[TASK REQUIREMENTS]: Your task is to restate the data word for word.

[PROVIDED INFORMATION]:

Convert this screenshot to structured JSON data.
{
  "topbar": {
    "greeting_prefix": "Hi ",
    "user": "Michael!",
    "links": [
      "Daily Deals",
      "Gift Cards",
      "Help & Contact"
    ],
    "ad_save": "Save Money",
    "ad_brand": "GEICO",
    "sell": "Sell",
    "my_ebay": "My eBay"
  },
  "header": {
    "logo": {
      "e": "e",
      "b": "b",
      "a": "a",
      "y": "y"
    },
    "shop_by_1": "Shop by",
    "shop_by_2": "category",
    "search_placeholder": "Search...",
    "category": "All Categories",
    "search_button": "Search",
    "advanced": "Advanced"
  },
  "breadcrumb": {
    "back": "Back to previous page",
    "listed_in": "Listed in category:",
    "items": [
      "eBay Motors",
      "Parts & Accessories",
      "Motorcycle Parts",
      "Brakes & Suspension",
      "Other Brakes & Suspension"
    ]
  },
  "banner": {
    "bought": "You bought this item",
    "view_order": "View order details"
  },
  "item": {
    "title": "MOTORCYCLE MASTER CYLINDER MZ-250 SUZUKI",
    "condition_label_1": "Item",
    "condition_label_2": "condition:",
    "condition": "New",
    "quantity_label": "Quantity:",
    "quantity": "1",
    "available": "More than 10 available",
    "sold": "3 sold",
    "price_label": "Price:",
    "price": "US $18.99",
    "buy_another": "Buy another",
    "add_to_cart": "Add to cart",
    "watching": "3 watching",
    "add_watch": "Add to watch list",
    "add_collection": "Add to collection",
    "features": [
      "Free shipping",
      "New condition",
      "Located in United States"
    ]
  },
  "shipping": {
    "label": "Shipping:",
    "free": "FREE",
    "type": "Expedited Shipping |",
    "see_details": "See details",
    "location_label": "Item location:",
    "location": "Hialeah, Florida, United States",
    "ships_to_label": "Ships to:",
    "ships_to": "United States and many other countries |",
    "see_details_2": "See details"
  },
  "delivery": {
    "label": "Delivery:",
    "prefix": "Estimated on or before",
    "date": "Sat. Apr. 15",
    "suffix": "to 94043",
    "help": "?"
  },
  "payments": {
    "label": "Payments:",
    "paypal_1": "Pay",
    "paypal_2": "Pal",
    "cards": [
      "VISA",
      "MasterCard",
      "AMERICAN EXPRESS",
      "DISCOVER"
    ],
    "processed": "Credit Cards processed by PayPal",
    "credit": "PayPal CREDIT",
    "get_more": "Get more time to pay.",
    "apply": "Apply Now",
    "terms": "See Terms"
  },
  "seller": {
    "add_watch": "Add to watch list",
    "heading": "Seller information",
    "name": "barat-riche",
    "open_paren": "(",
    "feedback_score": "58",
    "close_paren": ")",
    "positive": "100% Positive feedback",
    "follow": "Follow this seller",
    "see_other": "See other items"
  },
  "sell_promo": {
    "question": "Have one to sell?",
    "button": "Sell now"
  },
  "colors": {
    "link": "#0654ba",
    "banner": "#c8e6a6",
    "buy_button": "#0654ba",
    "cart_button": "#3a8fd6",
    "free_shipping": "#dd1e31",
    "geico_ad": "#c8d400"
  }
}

[RESULT OF THIS TASK]:
Convert this screenshot to structured JSON data.
{
  "topbar": {
    "greeting_prefix": "Hi ",
    "user": "Michael!",
    "links": [
      "Daily Deals",
      "Gift Cards",
      "Help & Contact"
    ],
    "ad_save": "Save Money",
    "ad_brand": "GEICO",
    "sell": "Sell",
    "my_ebay": "My eBay"
  },
  "header": {
    "logo": {
      "e": "e",
      "b": "b",
      "a": "a",
      "y": "y"
    },
    "shop_by_1": "Shop by",
    "shop_by_2": "category",
    "search_placeholder": "Search...",
    "category": "All Categories",
    "search_button": "Search",
    "advanced": "Advanced"
  },
  "breadcrumb": {
    "back": "Back to previous page",
    "listed_in": "Listed in category:",
    "items": [
      "eBay Motors",
      "Parts & Accessories",
      "Motorcycle Parts",
      "Brakes & Suspension",
      "Other Brakes & Suspension"
    ]
  },
  "banner": {
    "bought": "You bought this item",
    "view_order": "View order details"
  },
  "item": {
    "title": "MOTORCYCLE MASTER CYLINDER MZ-250 SUZUKI",
    "condition_label_1": "Item",
    "condition_label_2": "condition:",
    "condition": "New",
    "quantity_label": "Quantity:",
    "quantity": "1",
    "available": "More than 10 available",
    "sold": "3 sold",
    "price_label": "Price:",
    "price": "US $18.99",
    "buy_another": "Buy another",
    "add_to_cart": "Add to cart",
    "watching": "3 watching",
    "add_watch": "Add to watch list",
    "add_collection": "Add to collection",
    "features": [
      "Free shipping",
      "New condition",
      "Located in United States"
    ]
  },
  "shipping": {
    "label": "Shipping:",
    "free": "FREE",
    "type": "Expedited Shipping |",
    "see_details": "See details",
    "location_label": "Item location:",
    "location": "Hialeah, Florida, United States",
    "ships_to_label": "Ships to:",
    "ships_to": "United States and many other countries |",
    "see_details_2": "See details"
  },
  "delivery": {
    "label": "Delivery:",
    "prefix": "Estimated on or before",
    "date": "Sat. Apr. 15",
    "suffix": "to 94043",
    "help": "?"
  },
  "payments": {
    "label": "Payments:",
    "paypal_1": "Pay",
    "paypal_2": "Pal",
    "cards": [
      "VISA",
      "MasterCard",
      "AMERICAN EXPRESS",
      "DISCOVER"
    ],
    "processed": "Credit Cards processed by PayPal",
    "credit": "PayPal CREDIT",
    "get_more": "Get more time to pay.",
    "apply": "Apply Now",
    "terms": "See Terms"
  },
  "seller": {
    "add_watch": "Add to watch list",
    "heading": "Seller information",
    "name": "barat-riche",
    "open_paren": "(",
    "feedback_score": "58",
    "close_paren": ")",
    "positive": "100% Positive feedback",
    "follow": "Follow this seller",
    "see_other": "See other items"
  },
  "sell_promo": {
    "question": "Have one to sell?",
    "button": "Sell now"
  },
  "colors": {
    "link": "#0654ba",
    "banner": "#c8e6a6",
    "buy_button": "#0654ba",
    "cart_button": "#3a8fd6",
    "free_shipping": "#dd1e31",
    "geico_ad": "#c8d400"
  }
}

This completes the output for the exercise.